RECORD EXTRACTS:
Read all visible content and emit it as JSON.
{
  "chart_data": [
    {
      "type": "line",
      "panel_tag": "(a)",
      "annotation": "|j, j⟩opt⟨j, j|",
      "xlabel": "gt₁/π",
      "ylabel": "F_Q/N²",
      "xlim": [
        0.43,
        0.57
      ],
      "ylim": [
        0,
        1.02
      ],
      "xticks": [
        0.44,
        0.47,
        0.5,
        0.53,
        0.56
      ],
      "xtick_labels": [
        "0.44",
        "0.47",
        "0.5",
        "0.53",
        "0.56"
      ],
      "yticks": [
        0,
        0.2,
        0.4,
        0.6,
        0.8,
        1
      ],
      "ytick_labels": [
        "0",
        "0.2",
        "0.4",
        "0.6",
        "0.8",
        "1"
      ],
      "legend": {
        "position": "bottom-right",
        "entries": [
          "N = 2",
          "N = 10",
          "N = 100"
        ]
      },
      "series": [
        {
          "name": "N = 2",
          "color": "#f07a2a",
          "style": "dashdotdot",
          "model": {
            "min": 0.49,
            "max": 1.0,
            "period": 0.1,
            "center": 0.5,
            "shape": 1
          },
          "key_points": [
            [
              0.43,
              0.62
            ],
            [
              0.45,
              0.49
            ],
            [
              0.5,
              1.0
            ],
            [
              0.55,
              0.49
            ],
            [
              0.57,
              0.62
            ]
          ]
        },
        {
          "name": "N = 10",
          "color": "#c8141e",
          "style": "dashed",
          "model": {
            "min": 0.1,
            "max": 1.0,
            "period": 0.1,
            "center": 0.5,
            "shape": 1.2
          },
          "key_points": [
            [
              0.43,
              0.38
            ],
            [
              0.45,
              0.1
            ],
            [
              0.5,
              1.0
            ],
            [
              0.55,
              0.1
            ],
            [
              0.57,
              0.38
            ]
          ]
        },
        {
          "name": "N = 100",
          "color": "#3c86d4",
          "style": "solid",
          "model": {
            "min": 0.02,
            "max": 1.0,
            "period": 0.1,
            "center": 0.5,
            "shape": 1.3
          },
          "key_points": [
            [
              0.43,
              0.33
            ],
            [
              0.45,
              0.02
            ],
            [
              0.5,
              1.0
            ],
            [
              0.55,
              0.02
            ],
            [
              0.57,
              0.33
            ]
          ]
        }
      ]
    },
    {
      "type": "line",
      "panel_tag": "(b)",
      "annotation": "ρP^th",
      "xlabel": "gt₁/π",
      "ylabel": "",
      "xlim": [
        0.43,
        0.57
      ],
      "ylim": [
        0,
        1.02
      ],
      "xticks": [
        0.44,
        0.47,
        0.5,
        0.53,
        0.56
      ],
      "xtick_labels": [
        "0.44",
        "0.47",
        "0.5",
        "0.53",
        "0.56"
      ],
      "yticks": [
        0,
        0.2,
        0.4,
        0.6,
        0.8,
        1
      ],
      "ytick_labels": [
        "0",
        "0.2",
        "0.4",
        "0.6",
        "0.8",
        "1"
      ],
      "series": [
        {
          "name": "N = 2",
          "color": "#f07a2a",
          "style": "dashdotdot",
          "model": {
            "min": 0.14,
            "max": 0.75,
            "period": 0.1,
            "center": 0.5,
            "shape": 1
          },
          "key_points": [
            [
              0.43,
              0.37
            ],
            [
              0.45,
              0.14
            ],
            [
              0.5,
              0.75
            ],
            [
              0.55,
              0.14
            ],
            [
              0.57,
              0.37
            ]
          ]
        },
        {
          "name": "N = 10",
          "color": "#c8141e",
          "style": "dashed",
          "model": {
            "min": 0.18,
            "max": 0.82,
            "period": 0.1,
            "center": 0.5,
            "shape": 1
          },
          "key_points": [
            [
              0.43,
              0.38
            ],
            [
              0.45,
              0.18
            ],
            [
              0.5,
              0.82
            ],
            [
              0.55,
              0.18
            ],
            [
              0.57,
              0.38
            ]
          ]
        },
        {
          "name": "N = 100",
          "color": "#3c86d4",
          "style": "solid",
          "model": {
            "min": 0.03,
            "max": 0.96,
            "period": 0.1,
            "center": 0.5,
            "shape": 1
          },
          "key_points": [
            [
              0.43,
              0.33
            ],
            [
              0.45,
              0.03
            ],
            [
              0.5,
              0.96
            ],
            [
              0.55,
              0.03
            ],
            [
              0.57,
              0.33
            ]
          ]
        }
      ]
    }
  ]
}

OBJECTIVE:
Your task is to output the full set of records exactly as presented.

REPLY:
Read all visible content and emit it as JSON.
{
  "chart_data": [
    {
      "type": "line",
      "panel_tag": "(a)",
      "annotation": "|j, j⟩opt⟨j, j|",
      "xlabel": "gt₁/π",
      "ylabel": "F_Q/N²",
      "xlim": [
        0.43,
        0.57
      ],
      "ylim": [
        0,
        1.02
      ],
      "xticks": [
        0.44,
        0.47,
        0.5,
        0.53,
        0.56
      ],
      "xtick_labels": [
        "0.44",
        "0.47",
        "0.5",
        "0.53",
        "0.56"
      ],
      "yticks": [
        0,
        0.2,
        0.4,
        0.6,
        0.8,
        1
      ],
      "ytick_labels": [
        "0",
        "0.2",
        "0.4",
        "0.6",
        "0.8",
        "1"
      ],
      "legend": {
        "position": "bottom-right",
        "entries": [
          "N = 2",
          "N = 10",
          "N = 100"
        ]
      },
      "series": [
        {
          "name": "N = 2",
          "color": "#f07a2a",
          "style": "dashdotdot",
          "model": {
            "min": 0.49,
            "max": 1.0,
            "period": 0.1,
            "center": 0.5,
            "shape": 1
          },
          "key_points": [
            [
              0.43,
              0.62
            ],
            [
              0.45,
              0.49
            ],
            [
              0.5,
              1.0
            ],
            [
              0.55,
              0.49
            ],
            [
              0.57,
              0.62
            ]
          ]
        },
        {
          "name": "N = 10",
          "color": "#c8141e",
          "style": "dashed",
          "model": {
            "min": 0.1,
            "max": 1.0,
            "period": 0.1,
            "center": 0.5,
            "shape": 1.2
          },
          "key_points": [
            [
              0.43,
              0.38
            ],
            [
              0.45,
              0.1
            ],
            [
              0.5,
              1.0
            ],
            [
              0.55,
              0.1
            ],
            [
              0.57,
              0.38
            ]
          ]
        },
        {
          "name": "N = 100",
          "color": "#3c86d4",
          "style": "solid",
          "model": {
            "min": 0.02,
            "max": 1.0,
            "period": 0.1,
            "center": 0.5,
            "shape": 1.3
          },
          "key_points": [
            [
              0.43,
              0.33
            ],
            [
              0.45,
              0.02
            ],
            [
              0.5,
              1.0
            ],
            [
              0.55,
              0.02
            ],
            [
              0.57,
              0.33
            ]
          ]
        }
      ]
    },
    {
      "type": "line",
      "panel_tag": "(b)",
      "annotation": "ρP^th",
      "xlabel": "gt₁/π",
      "ylabel": "",
      "xlim": [
        0.43,
        0.57
      ],
      "ylim": [
        0,
        1.02
      ],
      "xticks": [
        0.44,
        0.47,
        0.5,
        0.53,
        0.56
      ],
      "xtick_labels": [
        "0.44",
        "0.47",
        "0.5",
        "0.53",
        "0.56"
      ],
      "yticks": [
        0,
        0.2,
        0.4,
        0.6,
        0.8,
        1
      ],
      "ytick_labels": [
        "0",
        "0.2",
        "0.4",
        "0.6",
        "0.8",
        "1"
      ],
      "series": [
        {
          "name": "N = 2",
          "color": "#f07a2a",
          "style": "dashdotdot",
          "model": {
            "min": 0.14,
            "max": 0.75,
            "period": 0.1,
            "center": 0.5,
            "shape": 1
          },
          "key_points": [
            [
              0.43,
              0.37
            ],
            [
              0.45,
              0.14
            ],
            [
              0.5,
              0.75
            ],
            [
              0.55,
              0.14
            ],
            [
              0.57,
              0.37
            ]
          ]
        },
        {
          "name": "N = 10",
          "color": "#c8141e",
          "style": "dashed",
          "model": {
            "min": 0.18,
            "max": 0.82,
            "period": 0.1,
            "center": 0.5,
            "shape": 1
          },
          "key_points": [
            [
              0.43,
              0.38
            ],
            [
              0.45,
              0.18
            ],
            [
              0.5,
              0.82
            ],
            [
              0.55,
              0.18
            ],
            [
              0.57,
              0.38
            ]
          ]
        },
        {
          "name": "N = 100",
          "color": "#3c86d4",
          "style": "solid",
          "model": {
            "min": 0.03,
            "max": 0.96,
            "period": 0.1,
            "center": 0.5,
            "shape": 1
          },
          "key_points": [
            [
              0.43,
              0.33
            ],
            [
              0.45,
              0.03
            ],
            [
              0.5,
              0.96
            ],
            [
              0.55,
              0.03
            ],
            [
              0.57,
              0.33
            ]
          ]
        }
      ]
    }
  ]
}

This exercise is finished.